> [CONSIGNE 1]: Recopiez à l'identique les lignes de la liste, en commençant à sa première ligne et en vous arrêtant après la ligne qui contient "488, 656, 506]", bornes incluses.

Elle demande en conséquence à la cour de confirmer le jugement, de déclarer la société YONG INTERNATIONAL irrecevable et en tout cas mal fondée en sa demande subsidiaire, de l'en débouter. Formant un appel incident, elle sollicite l'infirmation du jugement qui l'a déboutée de sa demande en paiement de dommages et intérêts pour procédure abusive et sollicite, de ce chef, une somme de 15. 000 euros.
Elle réclame à la société YONG INTERNATIONAL 4. 000 euros en application des dispositions de l'article 700 du nouveau code de procédure civile et la condamnation de celle-ci en tous les dépens.
La procédure a été clôturée par une ordonnance du conseiller de la mise en état en date du 22 septembre 2005 et l'affaire a été évoquée à l'audience du 18 octobre 2005.

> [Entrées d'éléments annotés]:

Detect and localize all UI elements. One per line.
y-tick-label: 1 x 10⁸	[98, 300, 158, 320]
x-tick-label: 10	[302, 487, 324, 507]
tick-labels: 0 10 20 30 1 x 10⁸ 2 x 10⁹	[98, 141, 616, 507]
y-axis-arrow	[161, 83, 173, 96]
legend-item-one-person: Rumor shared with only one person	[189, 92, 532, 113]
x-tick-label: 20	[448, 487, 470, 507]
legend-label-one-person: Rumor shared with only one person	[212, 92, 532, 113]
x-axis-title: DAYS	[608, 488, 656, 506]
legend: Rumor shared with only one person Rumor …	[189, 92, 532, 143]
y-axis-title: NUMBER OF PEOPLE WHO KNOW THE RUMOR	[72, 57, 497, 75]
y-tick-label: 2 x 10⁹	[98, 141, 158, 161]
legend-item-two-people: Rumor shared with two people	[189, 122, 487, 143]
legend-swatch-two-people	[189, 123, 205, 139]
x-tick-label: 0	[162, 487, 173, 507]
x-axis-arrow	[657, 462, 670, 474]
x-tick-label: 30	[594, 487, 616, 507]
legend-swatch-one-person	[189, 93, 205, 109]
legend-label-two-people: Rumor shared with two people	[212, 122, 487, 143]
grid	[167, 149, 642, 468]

> [CONSIGNE 2]: D'après l'extrait, à quelle date l'affaire a-t-elle été évoquée à l'audience ?

> [RÉPONSE 1]:
Detect and localize all UI elements. One per line.
y-tick-label: 1 x 10⁸	[98, 300, 158, 320]
x-tick-label: 10	[302, 487, 324, 507]
tick-labels: 0 10 20 30 1 x 10⁸ 2 x 10⁹	[98, 141, 616, 507]
y-axis-arrow	[161, 83, 173, 96]
legend-item-one-person: Rumor shared with only one person	[189, 92, 532, 113]
x-tick-label: 20	[448, 487, 470, 507]
legend-label-one-person: Rumor shared with only one person	[212, 92, 532, 113]
x-axis-title: DAYS	[608, 488, 656, 506]

> [RÉPONSE 2]: Le 18 octobre 2005.